[Objective] Find the lines below that contain the string "dapat". Copy each one.

━━ Exercise data

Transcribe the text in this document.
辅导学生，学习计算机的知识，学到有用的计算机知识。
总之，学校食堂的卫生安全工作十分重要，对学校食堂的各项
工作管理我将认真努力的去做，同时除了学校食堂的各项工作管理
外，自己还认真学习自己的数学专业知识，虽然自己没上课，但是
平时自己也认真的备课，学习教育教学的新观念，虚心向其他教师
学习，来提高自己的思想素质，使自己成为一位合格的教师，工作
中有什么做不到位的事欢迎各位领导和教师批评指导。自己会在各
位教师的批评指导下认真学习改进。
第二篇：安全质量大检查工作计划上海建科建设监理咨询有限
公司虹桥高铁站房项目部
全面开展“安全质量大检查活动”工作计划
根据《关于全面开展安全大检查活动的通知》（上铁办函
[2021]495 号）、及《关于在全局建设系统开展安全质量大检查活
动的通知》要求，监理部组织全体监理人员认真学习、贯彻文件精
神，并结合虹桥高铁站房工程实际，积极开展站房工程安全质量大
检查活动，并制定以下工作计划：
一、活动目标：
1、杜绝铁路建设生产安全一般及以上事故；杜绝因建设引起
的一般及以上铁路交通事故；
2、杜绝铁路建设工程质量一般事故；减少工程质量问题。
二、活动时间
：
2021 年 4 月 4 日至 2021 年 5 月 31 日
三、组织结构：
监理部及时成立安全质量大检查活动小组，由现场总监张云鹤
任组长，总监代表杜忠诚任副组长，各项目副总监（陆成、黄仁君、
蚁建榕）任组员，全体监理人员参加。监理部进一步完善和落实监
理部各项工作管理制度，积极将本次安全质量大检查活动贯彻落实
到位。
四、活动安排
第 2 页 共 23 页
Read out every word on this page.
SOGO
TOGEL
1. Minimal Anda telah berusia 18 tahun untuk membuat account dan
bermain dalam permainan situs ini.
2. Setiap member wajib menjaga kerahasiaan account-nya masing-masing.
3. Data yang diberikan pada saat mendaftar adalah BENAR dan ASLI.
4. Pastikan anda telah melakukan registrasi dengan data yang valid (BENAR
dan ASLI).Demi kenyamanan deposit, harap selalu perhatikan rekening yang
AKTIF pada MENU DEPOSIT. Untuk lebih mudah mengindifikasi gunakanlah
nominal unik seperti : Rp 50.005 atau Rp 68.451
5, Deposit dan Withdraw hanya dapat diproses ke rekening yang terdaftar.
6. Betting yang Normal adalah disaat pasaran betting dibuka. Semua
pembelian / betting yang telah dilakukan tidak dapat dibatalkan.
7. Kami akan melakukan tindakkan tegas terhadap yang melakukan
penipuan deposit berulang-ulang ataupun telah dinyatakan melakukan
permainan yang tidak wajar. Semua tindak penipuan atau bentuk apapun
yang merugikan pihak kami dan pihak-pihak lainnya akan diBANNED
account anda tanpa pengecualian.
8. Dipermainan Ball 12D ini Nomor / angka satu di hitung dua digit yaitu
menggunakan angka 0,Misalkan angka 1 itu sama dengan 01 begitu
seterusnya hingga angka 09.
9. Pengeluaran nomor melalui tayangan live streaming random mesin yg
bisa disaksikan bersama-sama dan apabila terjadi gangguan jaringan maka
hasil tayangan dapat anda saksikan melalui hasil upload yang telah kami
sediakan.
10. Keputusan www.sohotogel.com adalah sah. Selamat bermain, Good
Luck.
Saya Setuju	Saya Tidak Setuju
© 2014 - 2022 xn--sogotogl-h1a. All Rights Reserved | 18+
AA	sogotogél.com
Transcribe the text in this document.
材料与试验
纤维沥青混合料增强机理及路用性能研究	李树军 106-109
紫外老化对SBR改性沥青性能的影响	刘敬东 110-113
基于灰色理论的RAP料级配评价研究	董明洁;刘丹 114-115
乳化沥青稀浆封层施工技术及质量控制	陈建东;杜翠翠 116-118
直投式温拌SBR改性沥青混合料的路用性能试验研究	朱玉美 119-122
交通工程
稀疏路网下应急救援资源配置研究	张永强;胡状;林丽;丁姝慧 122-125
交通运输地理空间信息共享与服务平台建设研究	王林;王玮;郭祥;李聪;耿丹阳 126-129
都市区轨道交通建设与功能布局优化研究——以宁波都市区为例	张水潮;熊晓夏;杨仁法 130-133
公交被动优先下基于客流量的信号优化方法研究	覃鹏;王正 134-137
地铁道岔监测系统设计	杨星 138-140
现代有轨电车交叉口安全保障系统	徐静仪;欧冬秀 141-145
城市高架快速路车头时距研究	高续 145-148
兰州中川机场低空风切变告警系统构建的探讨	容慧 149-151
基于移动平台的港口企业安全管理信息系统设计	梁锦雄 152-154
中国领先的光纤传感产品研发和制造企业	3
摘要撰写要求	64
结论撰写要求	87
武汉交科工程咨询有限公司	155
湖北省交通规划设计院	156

━━━━

[Answer to this exercise]
5, Deposit dan Withdraw hanya dapat diproses ke rekening yang terdaftar.
pembelian / betting yang telah dilakukan tidak dapat dibatalkan.
hasil tayangan dapat anda saksikan melalui hasil upload yang telah kami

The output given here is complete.